*What you need to do*: List each line of the records below that contains the string "timeline". Case counts.

*Data rows*:
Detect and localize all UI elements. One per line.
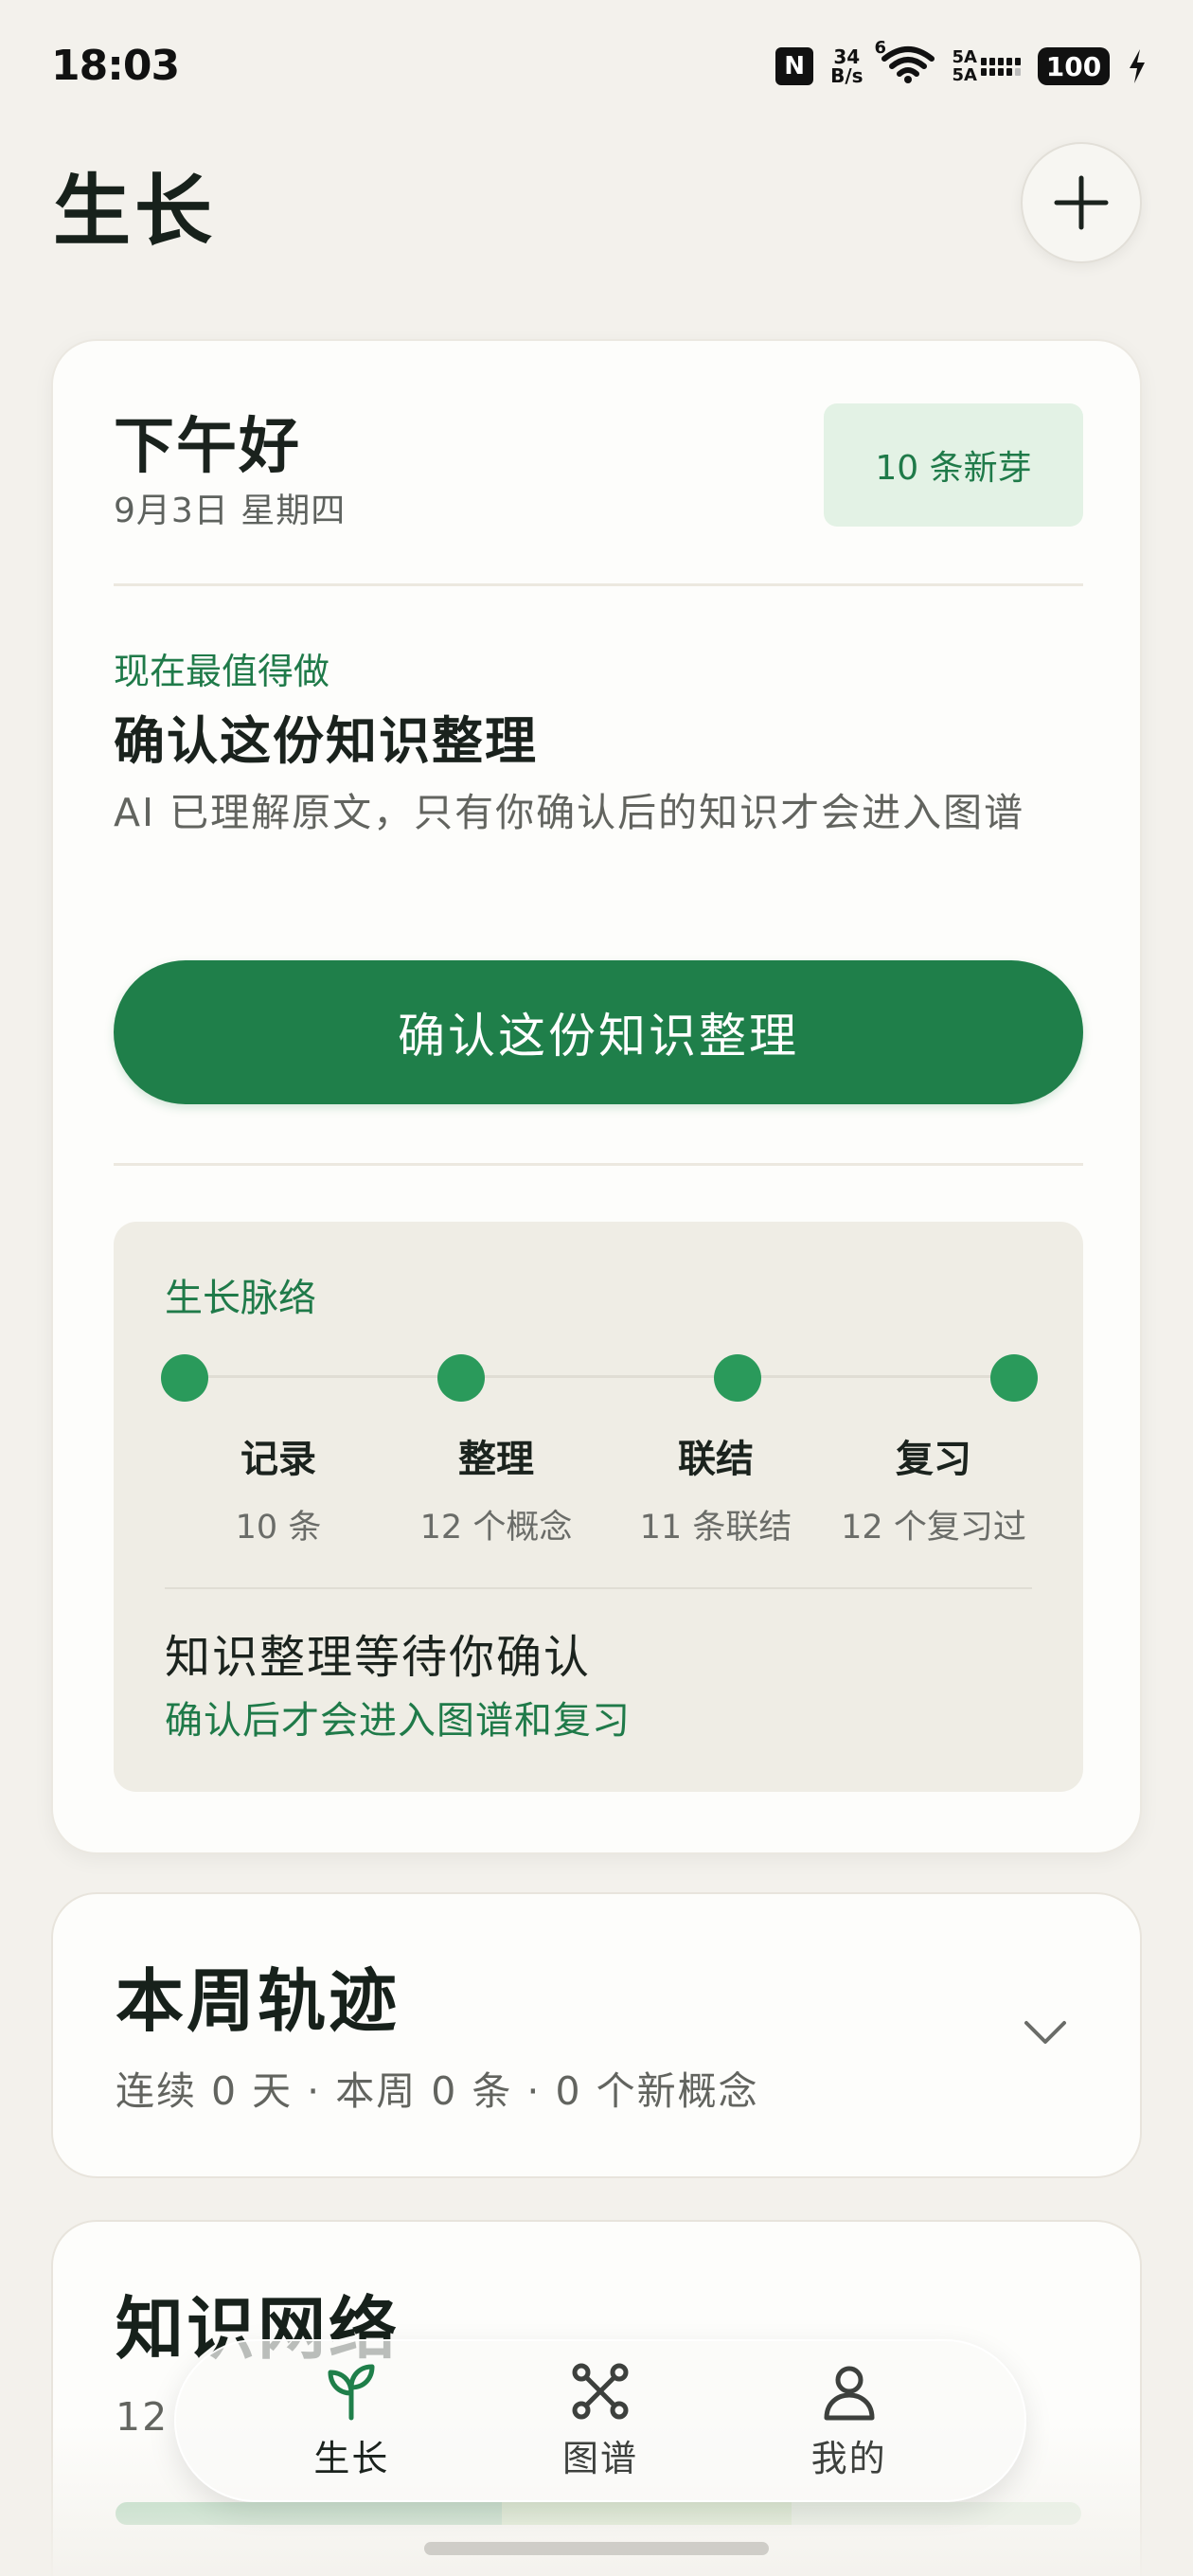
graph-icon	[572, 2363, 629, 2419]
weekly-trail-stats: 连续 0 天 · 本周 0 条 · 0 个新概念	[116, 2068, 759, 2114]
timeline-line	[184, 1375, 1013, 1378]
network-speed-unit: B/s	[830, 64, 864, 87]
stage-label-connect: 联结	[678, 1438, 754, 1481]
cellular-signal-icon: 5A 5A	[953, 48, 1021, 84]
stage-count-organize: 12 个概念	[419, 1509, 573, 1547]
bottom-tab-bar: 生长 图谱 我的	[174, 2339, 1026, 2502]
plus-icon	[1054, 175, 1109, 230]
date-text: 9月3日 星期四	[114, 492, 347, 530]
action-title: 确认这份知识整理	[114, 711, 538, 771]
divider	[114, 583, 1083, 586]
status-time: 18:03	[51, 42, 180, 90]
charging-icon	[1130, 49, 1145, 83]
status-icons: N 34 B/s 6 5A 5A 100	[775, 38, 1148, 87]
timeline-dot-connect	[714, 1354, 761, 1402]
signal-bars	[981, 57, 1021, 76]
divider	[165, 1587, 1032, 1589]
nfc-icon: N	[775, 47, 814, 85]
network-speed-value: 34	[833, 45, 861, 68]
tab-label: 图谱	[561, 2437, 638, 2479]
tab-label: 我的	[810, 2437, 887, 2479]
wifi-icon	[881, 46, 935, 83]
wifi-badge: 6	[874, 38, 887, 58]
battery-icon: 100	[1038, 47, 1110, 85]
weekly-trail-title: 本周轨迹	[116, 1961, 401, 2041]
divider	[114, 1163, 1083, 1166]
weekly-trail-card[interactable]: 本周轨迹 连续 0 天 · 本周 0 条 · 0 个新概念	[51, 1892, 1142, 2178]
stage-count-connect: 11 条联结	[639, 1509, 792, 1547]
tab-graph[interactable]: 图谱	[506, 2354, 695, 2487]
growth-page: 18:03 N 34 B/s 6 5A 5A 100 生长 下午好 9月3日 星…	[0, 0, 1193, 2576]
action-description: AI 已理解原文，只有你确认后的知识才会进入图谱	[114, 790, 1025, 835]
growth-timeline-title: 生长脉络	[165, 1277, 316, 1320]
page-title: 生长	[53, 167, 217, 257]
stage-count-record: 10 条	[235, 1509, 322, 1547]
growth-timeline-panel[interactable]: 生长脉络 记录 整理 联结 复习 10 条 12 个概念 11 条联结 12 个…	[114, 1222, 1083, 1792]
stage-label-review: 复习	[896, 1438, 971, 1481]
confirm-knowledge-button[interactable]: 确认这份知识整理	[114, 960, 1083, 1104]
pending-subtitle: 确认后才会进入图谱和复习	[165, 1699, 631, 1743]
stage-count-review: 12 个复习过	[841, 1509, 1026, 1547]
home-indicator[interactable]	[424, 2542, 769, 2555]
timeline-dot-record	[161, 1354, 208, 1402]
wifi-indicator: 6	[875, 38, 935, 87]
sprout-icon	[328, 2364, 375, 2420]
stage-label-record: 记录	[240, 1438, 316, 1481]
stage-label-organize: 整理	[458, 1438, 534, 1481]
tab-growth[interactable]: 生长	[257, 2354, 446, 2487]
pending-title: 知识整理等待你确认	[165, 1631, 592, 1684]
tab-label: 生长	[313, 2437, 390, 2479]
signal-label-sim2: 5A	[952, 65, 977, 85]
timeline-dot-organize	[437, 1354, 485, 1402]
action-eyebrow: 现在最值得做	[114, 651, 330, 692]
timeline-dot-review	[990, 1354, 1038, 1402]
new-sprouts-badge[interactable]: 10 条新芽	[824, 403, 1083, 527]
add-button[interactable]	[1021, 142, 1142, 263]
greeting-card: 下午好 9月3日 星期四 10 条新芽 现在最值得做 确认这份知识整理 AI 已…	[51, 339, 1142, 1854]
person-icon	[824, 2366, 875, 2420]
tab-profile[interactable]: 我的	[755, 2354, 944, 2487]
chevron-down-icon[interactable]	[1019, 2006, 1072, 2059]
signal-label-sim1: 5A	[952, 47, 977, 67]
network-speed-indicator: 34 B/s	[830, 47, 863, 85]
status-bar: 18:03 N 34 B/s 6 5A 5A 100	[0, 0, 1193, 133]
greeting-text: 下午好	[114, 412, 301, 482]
* * *
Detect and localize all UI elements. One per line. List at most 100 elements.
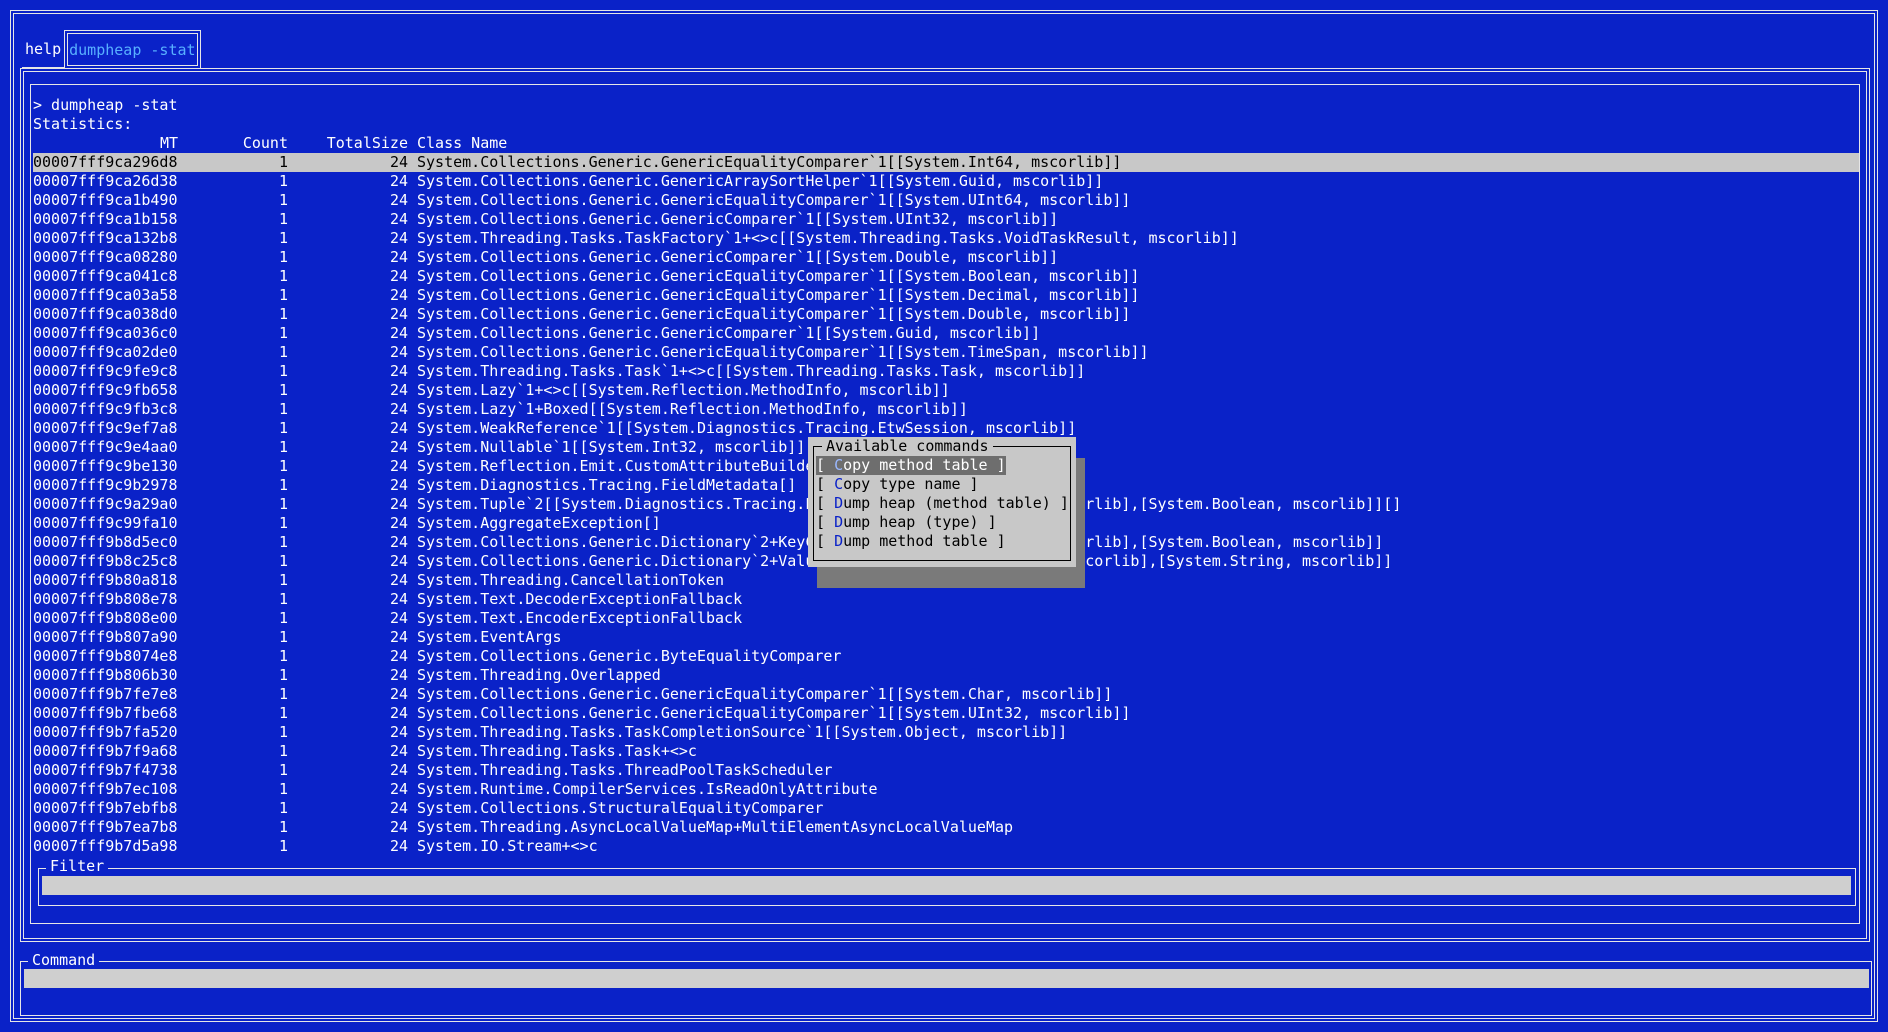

*The output*:
timeline-line	[184, 1375, 1013, 1378]
timeline-dot-connect	[714, 1354, 761, 1402]
growth-timeline-title: 生长脉络	[165, 1277, 316, 1320]
growth-timeline-panel[interactable]: 生长脉络 记录 整理 联结 复习 10 条 12 个概念 11 条联结 12 个…	[114, 1222, 1083, 1792]
timeline-dot-record	[161, 1354, 208, 1402]
timeline-dot-organize	[437, 1354, 485, 1402]
timeline-dot-review	[990, 1354, 1038, 1402]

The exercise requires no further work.